* **Article**
· · · · · · ·
Why was anointing Jesus a better choice than taking the cash value of the alabaster jar and dispersing it amongst the poor? Why does the woman do as she does?

For the woman, the alabaster jar was likely a treasured possession and possibly an heirloom. Many have speculated that the woman was saving it for a very special occasion.

Jackie Kendall (b.1950) conjectures:

In the days of Jesus, when a young woman reached the age of availability for marriage, her family would purchase an alabaster box for her and fill it with precious ointment. The size of the box and the value of the ointment would parallel her family’s wealth. This alabaster box would be part of her dowry. When the young man came to ask for her in marriage, she would respond by taking the alabaster box and breaking it at his feet. The gesture of anointing his feet showed him honor. (Kendall, Say Goodbye to Shame: And 77 Other Stories of Hope and Encouragement, 156)
While Kendall’s writing is speculative, what is not supposition is the woman’s sacrifice. In Mark’s version of the anointing, the woman needed to shatter the jar like a piggy bank to use its contents (Mark 14:3). When the moment was over, she had nothing left of her treasure. The high cost of the woman’s sacrifice is set in stark contrast to the relatively cheap payment Jesus’ betrayer received for his complicity in the gospel’s next story (Matthew 26:15, 27:3, 9).

Does it matter how the woman acquired the perfume? What are you saving for just the proper occasion? What is the greatest sacrifice you have made for anyone? For God?

“You can sacrifice and not love. But you cannot love and not sacrifice.” - Kris Vallotton (b. 1955)

Monday, October 3, 2011

Jesus Wept (John 11:35)

At whose death did Jesus weep? Lazarus

Jesus wept. The Bible features two stories that show Jesus being publicly moved to tears. He weeps with Mary and Martha in Bethany at the passing of their brother Lazarus (John 11:35), whom Jesus would soon famously raise from the dead (John 11:43-44). The word John used for “wept” (dakruo) means “to weep, shed tears”. The second instance where Jesus cried was more demonstrative. When he makes his final approach in Jerusalem, Jesus wept over the city (Luke 19:41). The word used in Luke (klaio) means “to mourn, weep, lament”. It is as if a tear trickled down Jesus’ cheek in Bethany while he bawled in Jerusalem.
· · · · · · ·
(Bounding box data)
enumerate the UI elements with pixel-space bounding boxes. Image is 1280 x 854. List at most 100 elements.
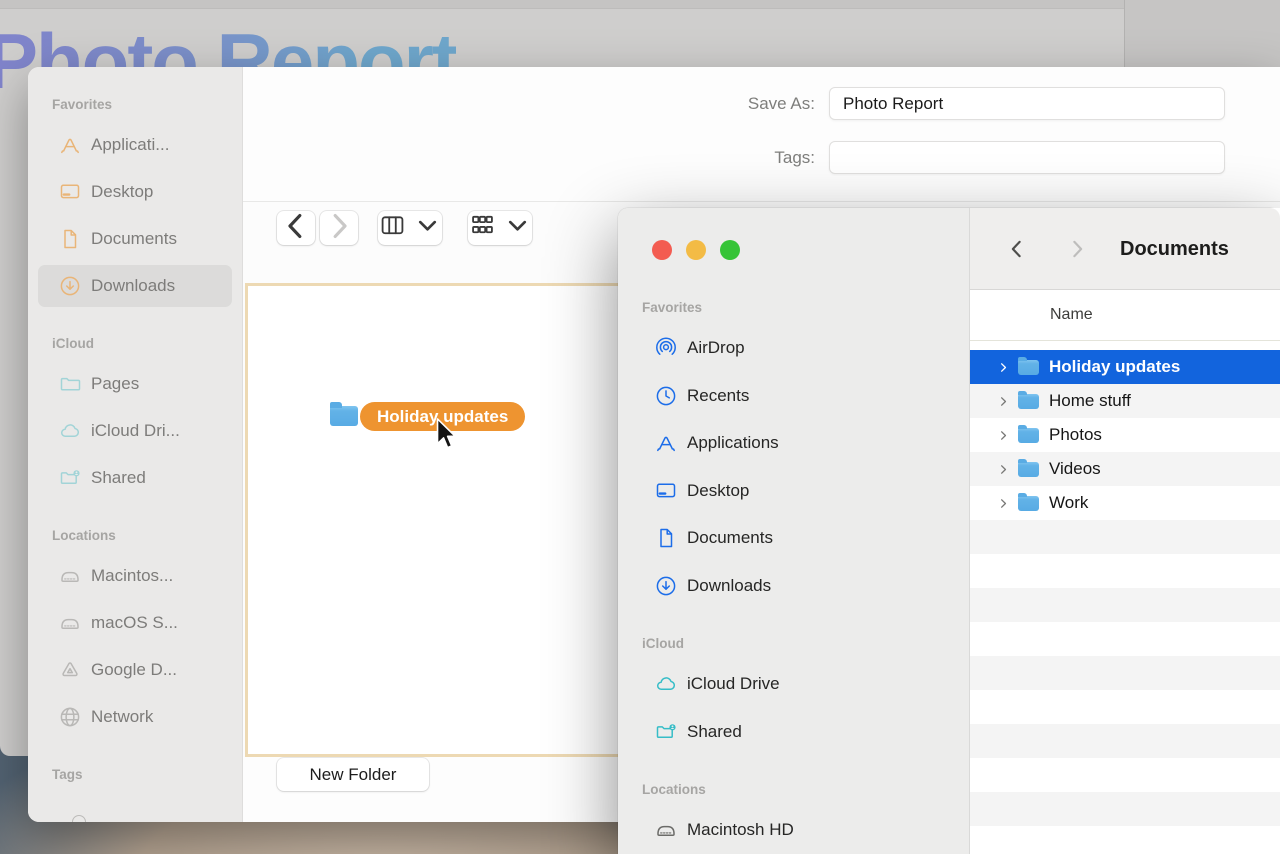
disclosure-chevron-icon[interactable]: [997, 395, 1010, 408]
hard-drive-icon: [58, 564, 82, 588]
sidebar-item-pages[interactable]: Pages: [38, 363, 232, 405]
sidebar-item-label: Applications: [687, 433, 779, 452]
sidebar-item-shared[interactable]: Shared: [38, 457, 232, 499]
table-row[interactable]: Photos: [970, 418, 1280, 452]
disclosure-chevron-icon[interactable]: [997, 361, 1010, 374]
globe-icon: [58, 705, 82, 729]
column-view-button[interactable]: [378, 211, 442, 245]
sidebar-item-network[interactable]: Network: [38, 696, 232, 738]
sidebar-item-recents[interactable]: Recents: [628, 375, 959, 417]
sidebar-item-desktop[interactable]: Desktop: [38, 171, 232, 213]
sidebar-item-shared[interactable]: Shared: [628, 711, 959, 753]
disclosure-chevron-icon[interactable]: [997, 429, 1010, 442]
minimize-window-icon[interactable]: [686, 240, 706, 260]
sidebar-section-title: Favorites: [52, 97, 113, 112]
cloud-icon: [58, 419, 82, 443]
table-row[interactable]: Work: [970, 486, 1280, 520]
tags-label: Tags:: [774, 148, 815, 167]
sidebar-item-label: Recents: [687, 385, 750, 405]
sidebar-item-google-d[interactable]: Google D...: [38, 649, 232, 691]
sidebar-item-label: Downloads: [687, 575, 772, 595]
finder-window: Favorites AirDrop Recents Applications Deskt…: [618, 208, 1280, 854]
list-column-header[interactable]: Name: [970, 290, 1280, 341]
sidebar-item-desktop[interactable]: Desktop: [628, 470, 959, 512]
save-dialog-sidebar: Favorites Applicati... Desktop Documents Dow…: [28, 67, 243, 822]
folder-icon: [1018, 391, 1039, 409]
sidebar-item-label: iCloud Drive: [687, 674, 780, 693]
finder-content: Documents Name Holiday updates Home stuff…: [970, 208, 1280, 854]
forward-button[interactable]: [320, 211, 358, 245]
chevron-right-icon: [320, 207, 358, 250]
zoom-window-icon[interactable]: [720, 240, 740, 260]
shared-folder-icon: [58, 466, 82, 490]
sidebar-item-macintos[interactable]: Macintos...: [38, 555, 232, 597]
background-window-toolbar: [0, 0, 1280, 9]
sidebar-item-label: Applicati...: [91, 135, 170, 154]
sidebar-item-applications[interactable]: Applications: [628, 422, 959, 464]
sidebar-item-label: Google D...: [91, 660, 177, 679]
sidebar-item-label: Pages: [91, 374, 140, 393]
name-column-label: Name: [1050, 306, 1093, 323]
new-folder-button[interactable]: New Folder: [277, 758, 429, 791]
save-as-input[interactable]: Photo Report: [829, 87, 1225, 120]
group-view-button[interactable]: [468, 211, 532, 245]
app-store-icon: [654, 431, 678, 455]
document-icon: [654, 526, 678, 550]
sidebar-item-label: Desktop: [91, 182, 154, 201]
desktop-icon: [58, 180, 82, 204]
empty-row: [970, 690, 1280, 724]
airdrop-icon: [654, 336, 678, 360]
sidebar-item-label: Desktop: [687, 480, 750, 500]
sidebar-item-label: Documents: [91, 229, 177, 248]
finder-location-title: Documents: [1120, 237, 1229, 260]
finder-back-button[interactable]: [1004, 236, 1030, 262]
sidebar-item-label: iCloud Dri...: [91, 421, 180, 440]
tags-input[interactable]: [829, 141, 1225, 174]
folder-icon: [1018, 425, 1039, 443]
finder-sidebar: Favorites AirDrop Recents Applications Deskt…: [618, 208, 970, 854]
sidebar-item-icloud-drive[interactable]: iCloud Drive: [628, 663, 959, 705]
file-name: Videos: [1049, 459, 1101, 478]
folder-icon: [1018, 493, 1039, 511]
sidebar-item-macos-s[interactable]: macOS S...: [38, 602, 232, 644]
file-list: Holiday updates Home stuff Photos Videos Wor…: [970, 341, 1280, 854]
sidebar-section-title: Locations: [52, 528, 116, 543]
chevron-down-icon: [503, 211, 532, 245]
disclosure-chevron-icon[interactable]: [997, 497, 1010, 510]
sidebar-item-airdrop[interactable]: AirDrop: [628, 327, 959, 369]
sidebar-item-label: Macintos...: [91, 566, 174, 585]
download-circle-icon: [654, 574, 678, 598]
close-window-icon[interactable]: [652, 240, 672, 260]
sidebar-item-applicati[interactable]: Applicati...: [38, 124, 232, 166]
sidebar-item-icloud-dri[interactable]: iCloud Dri...: [38, 410, 232, 452]
sidebar-item-documents[interactable]: Documents: [628, 517, 959, 559]
back-button[interactable]: [277, 211, 315, 245]
sidebar-section-title: Favorites: [642, 300, 703, 315]
table-row[interactable]: Home stuff: [970, 384, 1280, 418]
disclosure-chevron-icon[interactable]: [997, 463, 1010, 476]
sidebar-item-documents[interactable]: Documents: [38, 218, 232, 260]
sidebar-item-downloads[interactable]: Downloads: [38, 265, 232, 307]
sidebar-item-macintosh-hd[interactable]: Macintosh HD: [628, 809, 959, 851]
document-icon: [58, 227, 82, 251]
sidebar-item-label: Network: [91, 707, 154, 726]
background-right-pane: [1124, 0, 1280, 67]
empty-row: [970, 588, 1280, 622]
sidebar-section-title: iCloud: [642, 636, 684, 651]
save-fields-section: Save As: Photo Report Tags:: [243, 67, 1280, 202]
empty-row: [970, 826, 1280, 854]
sidebar-item-label: macOS S...: [91, 613, 178, 632]
table-row[interactable]: Holiday updates: [970, 350, 1280, 384]
folder-icon: [1018, 459, 1039, 477]
sidebar-item-downloads[interactable]: Downloads: [628, 565, 959, 607]
sidebar-section-title: iCloud: [52, 336, 94, 351]
chevron-left-icon: [277, 207, 315, 250]
clock-icon: [654, 384, 678, 408]
table-row[interactable]: Videos: [970, 452, 1280, 486]
sidebar-section-title: Tags: [52, 767, 83, 782]
finder-forward-button[interactable]: [1064, 236, 1090, 262]
sidebar-item-label: AirDrop: [687, 338, 745, 357]
sidebar-item-label: Documents: [687, 528, 773, 547]
mouse-cursor: [436, 418, 457, 449]
desktop-icon: [654, 479, 678, 503]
· · · · · · ·
* **What to work on**
Resume the Bible commentary after its final sentence, continuing the discussion of the two occasions when Jesus wept.

* **Right answer**
Though these are the only specific instances in which the Bible records that Jesus wept, Hebrews implies that tears were not uncommon in his life:

In the days of His flesh, He offered up both prayers and supplications with loud crying and tears to the One able to save Him from death, and He was heard because of His piety. Although He was a Son, He learned obedience from the things which He suffered. (Hebrews 5:7-8 NASB)
The passage in John is the most well known passage in which Jesus wept, likely because the action constitutes the entire verse: Jesus wept. John 11:35. It is the shortest verse in all of Scripture. The versification emphasizes it. This sentence could have been attached to the verse preceding it or the following verse. But it is not. It stands alone as if to say that there is something profound in the act of Jesus weeping.

What causes you to shed tears? When is the most you have ever cried? Why did Jesus weep at the news of Lazarus’ death when he would raise him moments later?

Perhaps Jesus cried because he saw his friends suffering. Perhaps he wept because his purposes required him to delay going to Bethany (John 11:6). Perhaps he wept for Lazarus, either because of the suffering he had endured or because he would raise him and as such, die again. Whatever the reasons for Jesus’ tears, they indicate that he cared. The fact that Jesus wept means that Jesus cared.

We do not worship an indifferent apathetic God. We worship a God who cares enough to wish to save us. We worship a God who cares enough to send his own son to make that happen (John 3:16). We worship a God who cares enough to weep for us (Luke 19:41; John 11:35).

Do you believe that God cares for you? Really? Why? Why not?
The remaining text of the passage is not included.